Directions for this task | Show all lines holding the string "interest".
----
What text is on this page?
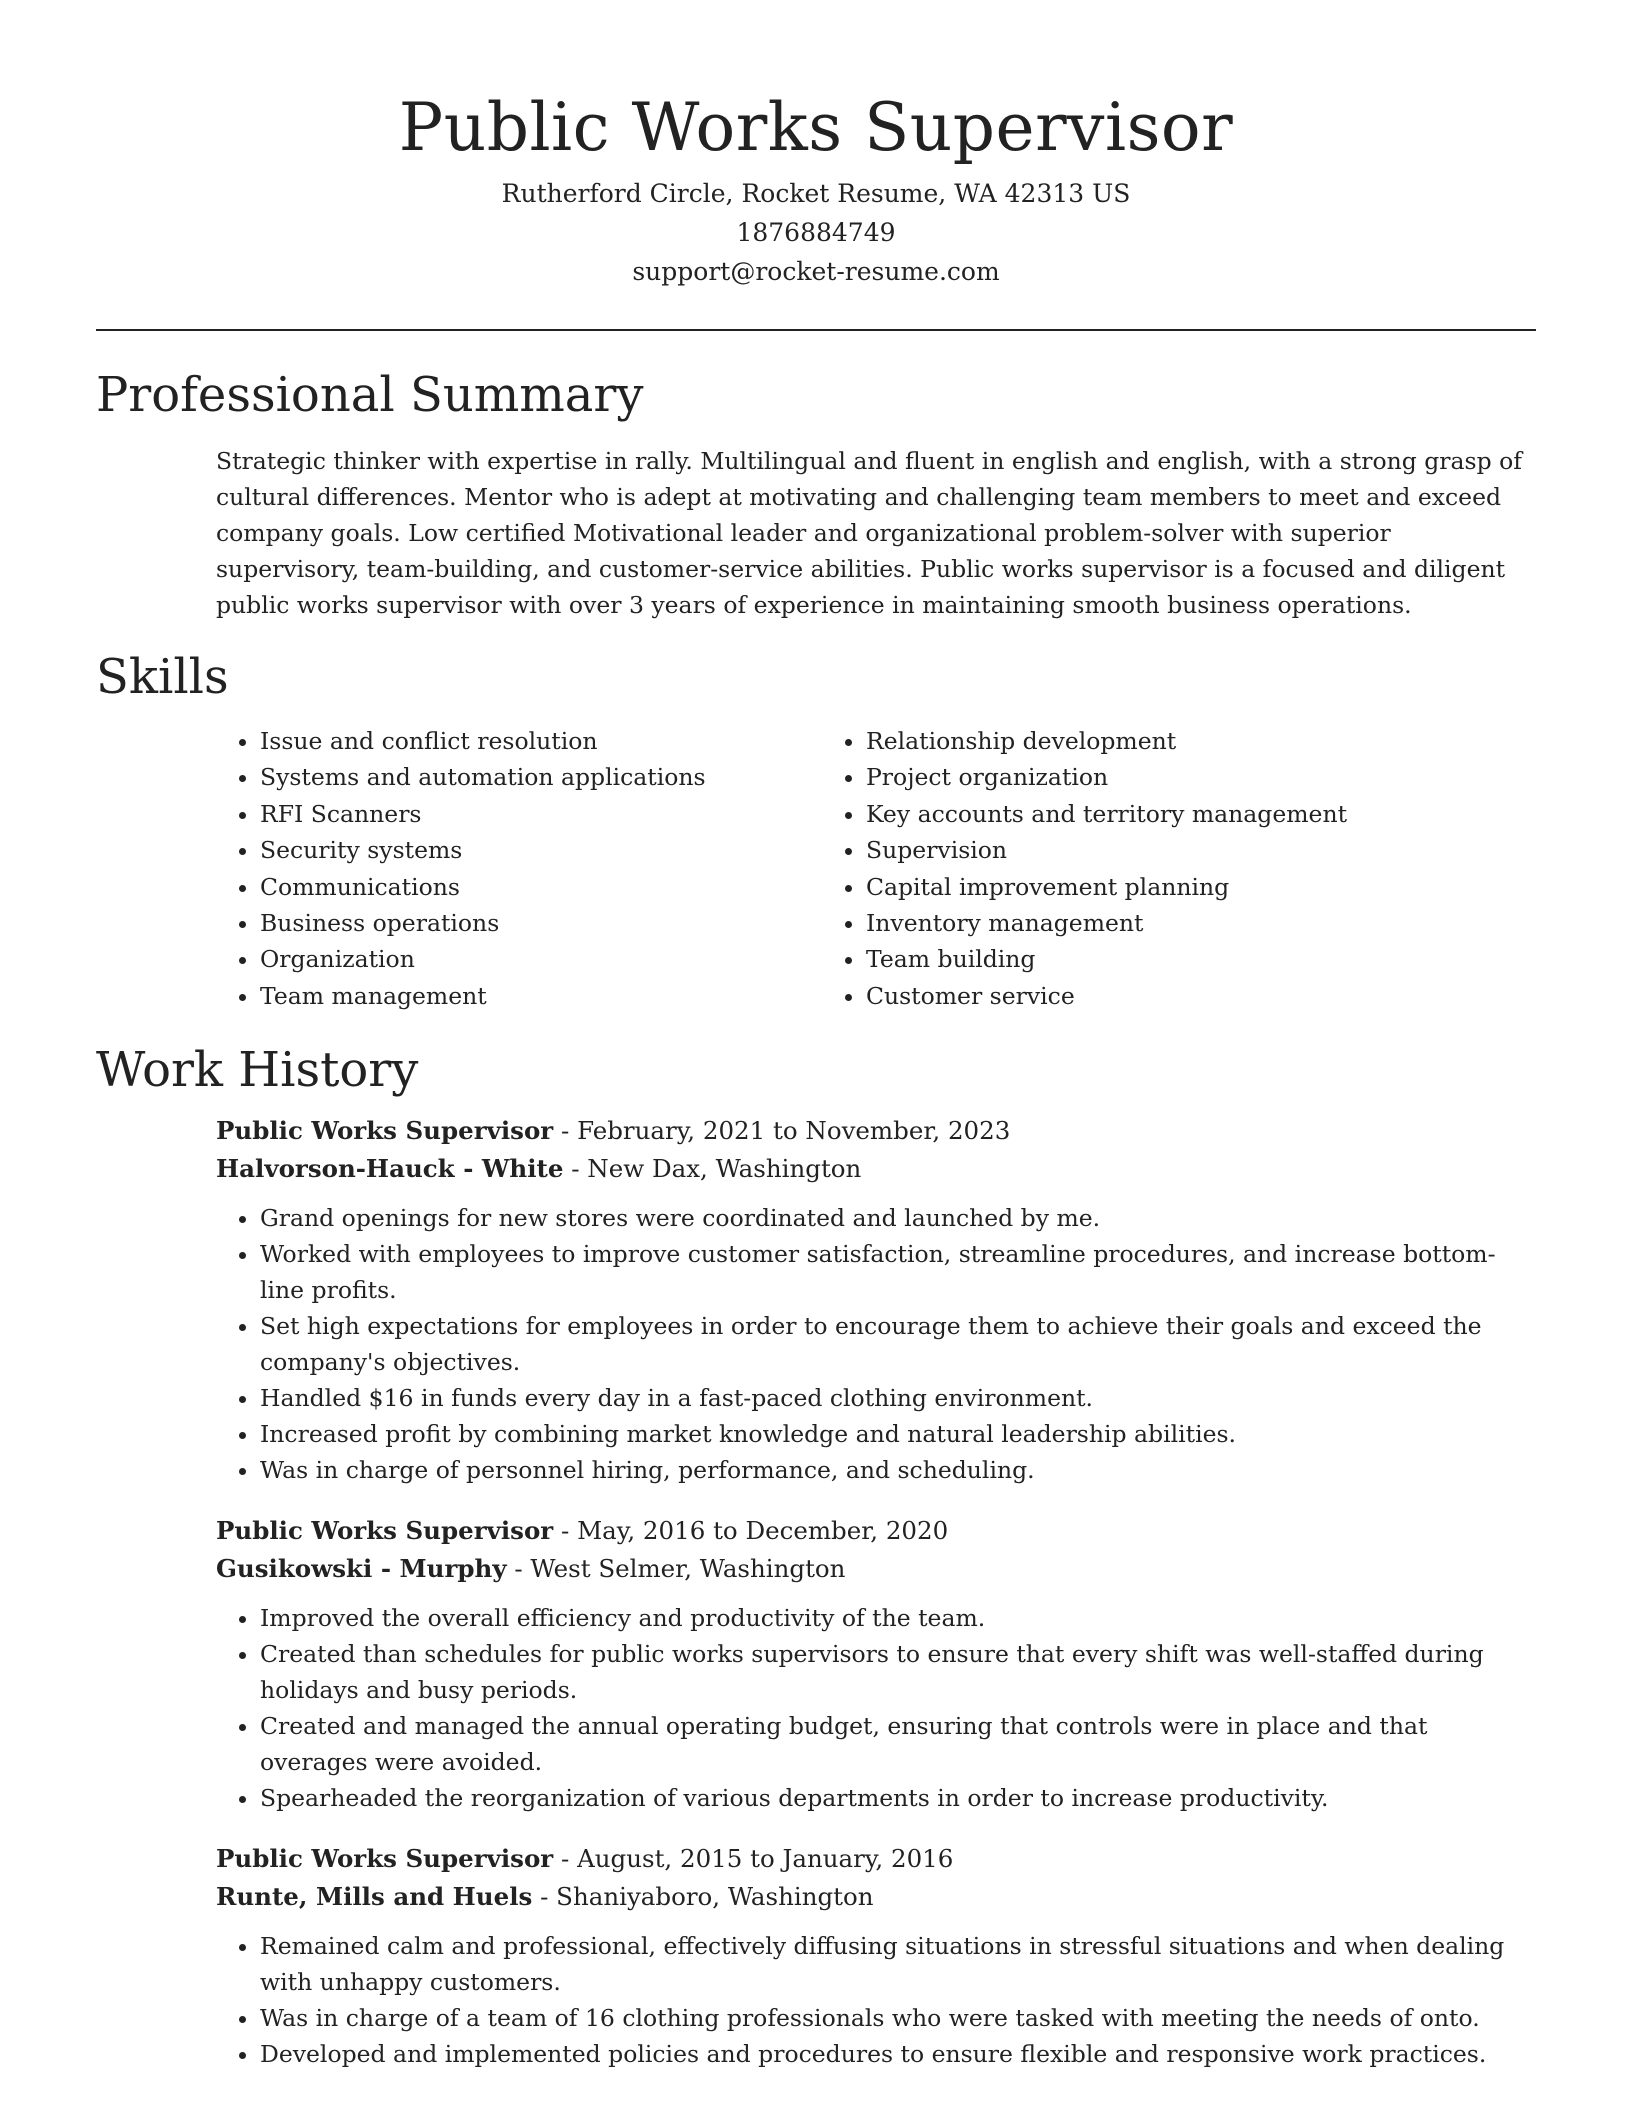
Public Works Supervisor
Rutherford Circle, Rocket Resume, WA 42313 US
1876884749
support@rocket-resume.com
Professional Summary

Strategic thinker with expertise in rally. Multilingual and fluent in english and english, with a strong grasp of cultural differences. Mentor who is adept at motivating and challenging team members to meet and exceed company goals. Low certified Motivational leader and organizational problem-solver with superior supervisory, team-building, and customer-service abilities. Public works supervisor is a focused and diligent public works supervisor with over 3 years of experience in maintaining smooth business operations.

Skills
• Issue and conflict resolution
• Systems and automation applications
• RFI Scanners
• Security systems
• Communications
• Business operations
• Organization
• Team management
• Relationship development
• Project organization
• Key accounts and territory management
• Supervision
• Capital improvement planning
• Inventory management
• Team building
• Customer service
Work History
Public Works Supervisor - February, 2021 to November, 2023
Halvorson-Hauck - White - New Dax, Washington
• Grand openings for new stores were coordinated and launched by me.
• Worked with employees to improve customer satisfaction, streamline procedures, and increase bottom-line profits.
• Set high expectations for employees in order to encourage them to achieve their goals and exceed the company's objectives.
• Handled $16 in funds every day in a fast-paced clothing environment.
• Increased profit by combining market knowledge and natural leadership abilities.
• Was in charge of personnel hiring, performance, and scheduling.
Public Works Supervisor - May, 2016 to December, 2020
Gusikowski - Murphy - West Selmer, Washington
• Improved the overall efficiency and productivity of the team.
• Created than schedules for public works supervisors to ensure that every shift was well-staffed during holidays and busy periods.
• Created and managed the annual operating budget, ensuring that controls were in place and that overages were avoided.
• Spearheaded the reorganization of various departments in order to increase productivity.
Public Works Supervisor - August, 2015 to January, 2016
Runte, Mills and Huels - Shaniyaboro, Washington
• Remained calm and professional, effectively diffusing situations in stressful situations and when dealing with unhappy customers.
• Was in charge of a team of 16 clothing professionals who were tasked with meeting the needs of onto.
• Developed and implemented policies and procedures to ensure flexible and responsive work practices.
----
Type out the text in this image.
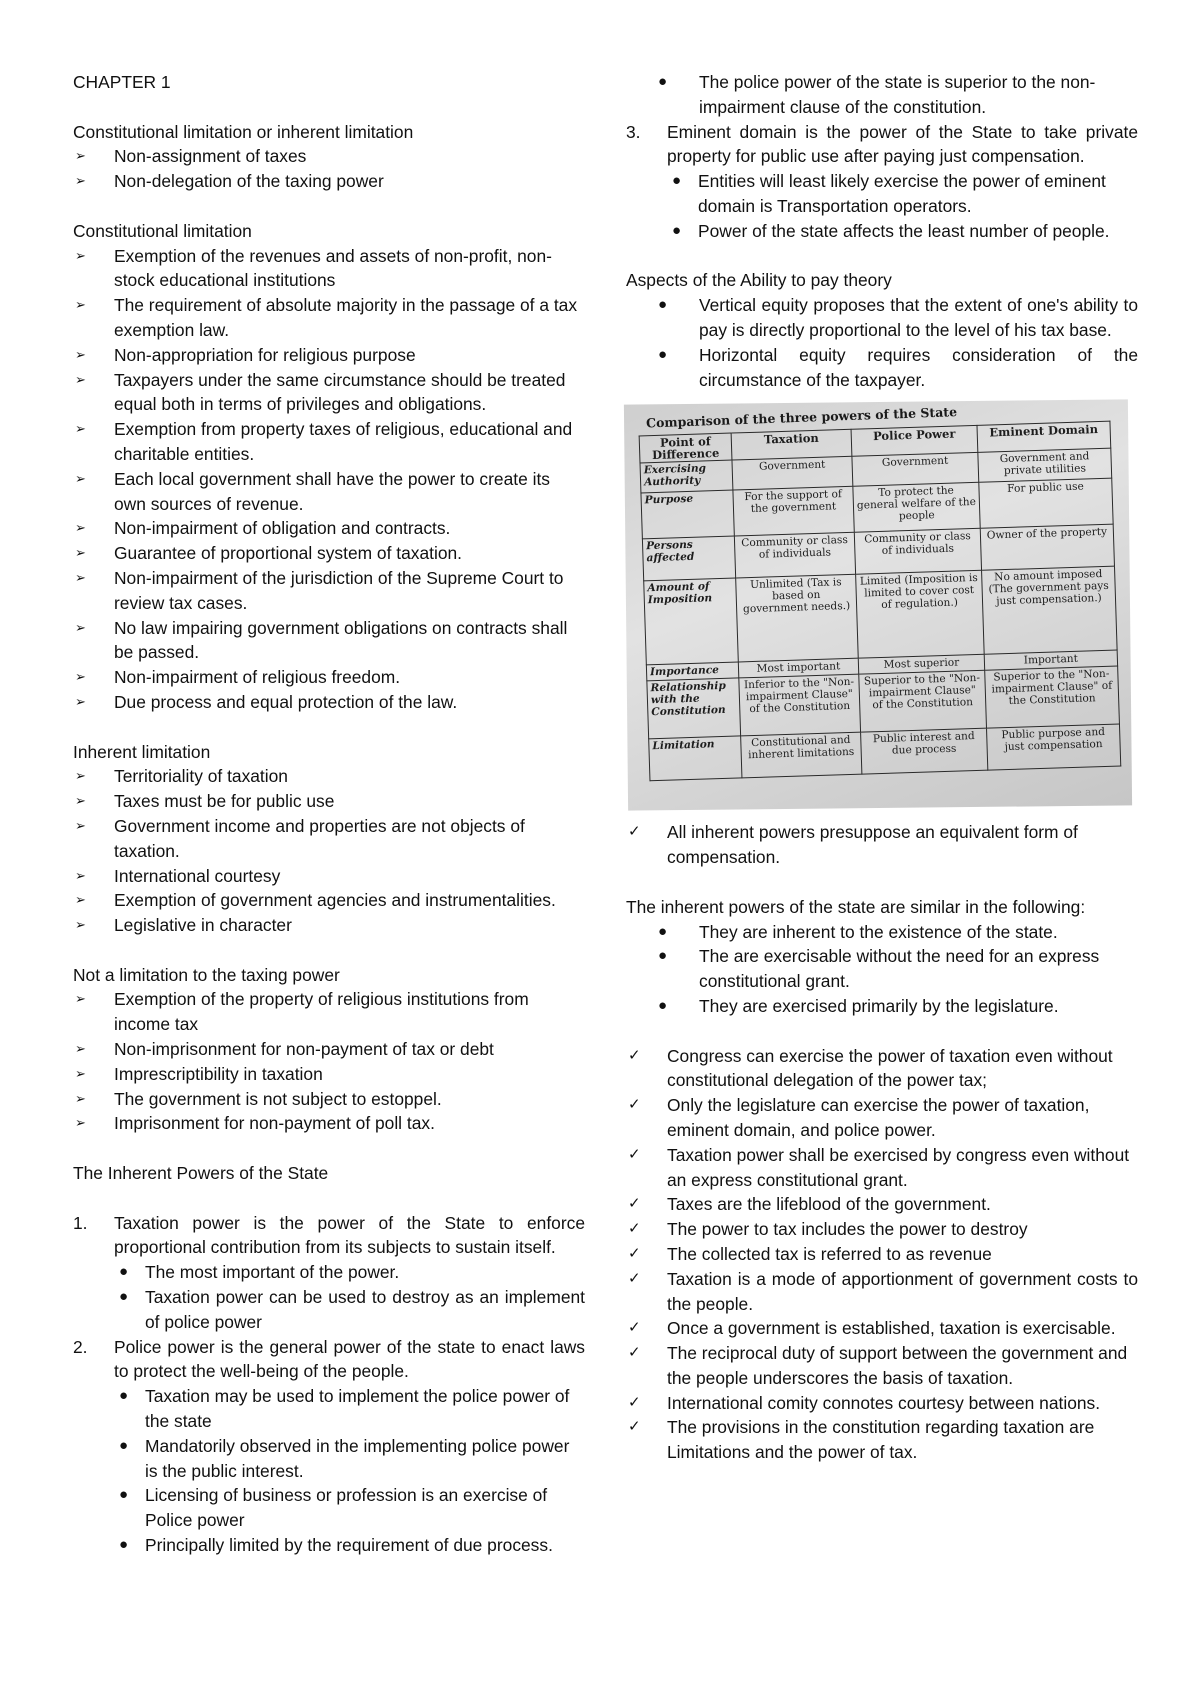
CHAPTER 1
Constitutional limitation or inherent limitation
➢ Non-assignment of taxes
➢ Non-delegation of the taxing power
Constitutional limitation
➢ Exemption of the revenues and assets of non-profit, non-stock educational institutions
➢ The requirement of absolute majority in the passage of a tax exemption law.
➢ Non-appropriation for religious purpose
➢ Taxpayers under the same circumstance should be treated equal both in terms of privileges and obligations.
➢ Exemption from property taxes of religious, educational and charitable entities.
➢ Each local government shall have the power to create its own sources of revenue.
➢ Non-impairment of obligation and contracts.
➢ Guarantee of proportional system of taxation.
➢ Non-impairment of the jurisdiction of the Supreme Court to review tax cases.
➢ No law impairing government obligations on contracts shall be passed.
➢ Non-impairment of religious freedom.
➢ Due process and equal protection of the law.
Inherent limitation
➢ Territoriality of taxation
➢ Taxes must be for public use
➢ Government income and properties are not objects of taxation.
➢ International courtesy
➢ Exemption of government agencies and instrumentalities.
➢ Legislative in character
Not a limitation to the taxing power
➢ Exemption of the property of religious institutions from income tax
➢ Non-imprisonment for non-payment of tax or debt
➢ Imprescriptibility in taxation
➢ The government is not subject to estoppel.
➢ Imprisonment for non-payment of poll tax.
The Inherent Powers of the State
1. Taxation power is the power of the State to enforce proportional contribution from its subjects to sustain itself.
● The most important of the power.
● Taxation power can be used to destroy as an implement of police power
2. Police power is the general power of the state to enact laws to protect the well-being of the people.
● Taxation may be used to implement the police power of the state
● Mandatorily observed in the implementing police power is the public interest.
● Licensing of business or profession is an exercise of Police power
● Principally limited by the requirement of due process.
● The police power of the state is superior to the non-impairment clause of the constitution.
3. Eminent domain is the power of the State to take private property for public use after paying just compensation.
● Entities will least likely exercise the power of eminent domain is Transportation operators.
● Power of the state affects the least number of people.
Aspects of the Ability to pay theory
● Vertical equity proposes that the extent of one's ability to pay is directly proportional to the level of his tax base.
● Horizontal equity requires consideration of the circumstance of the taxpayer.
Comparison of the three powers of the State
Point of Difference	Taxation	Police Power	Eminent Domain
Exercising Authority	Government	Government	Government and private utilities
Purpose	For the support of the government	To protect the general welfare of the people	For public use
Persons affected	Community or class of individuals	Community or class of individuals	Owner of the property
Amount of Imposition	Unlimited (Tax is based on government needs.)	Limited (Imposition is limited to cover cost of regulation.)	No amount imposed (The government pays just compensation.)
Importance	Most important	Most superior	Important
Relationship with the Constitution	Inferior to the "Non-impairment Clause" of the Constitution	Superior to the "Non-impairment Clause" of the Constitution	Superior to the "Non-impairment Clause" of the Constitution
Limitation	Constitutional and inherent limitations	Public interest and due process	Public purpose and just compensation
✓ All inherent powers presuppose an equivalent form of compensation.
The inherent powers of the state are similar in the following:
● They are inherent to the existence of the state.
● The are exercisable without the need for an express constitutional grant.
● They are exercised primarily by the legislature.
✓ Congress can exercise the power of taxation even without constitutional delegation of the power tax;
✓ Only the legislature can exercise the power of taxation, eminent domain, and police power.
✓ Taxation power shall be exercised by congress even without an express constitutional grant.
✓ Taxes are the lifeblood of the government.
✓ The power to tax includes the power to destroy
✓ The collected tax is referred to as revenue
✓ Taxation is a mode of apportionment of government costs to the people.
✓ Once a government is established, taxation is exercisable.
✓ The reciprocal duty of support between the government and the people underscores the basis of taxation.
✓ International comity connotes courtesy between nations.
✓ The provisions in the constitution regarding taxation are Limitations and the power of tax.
----
Answer to the exercise |
● Mandatorily observed in the implementing police power is the public interest.
Limitation	Constitutional and inherent limitations	Public interest and due process	Public purpose and just compensation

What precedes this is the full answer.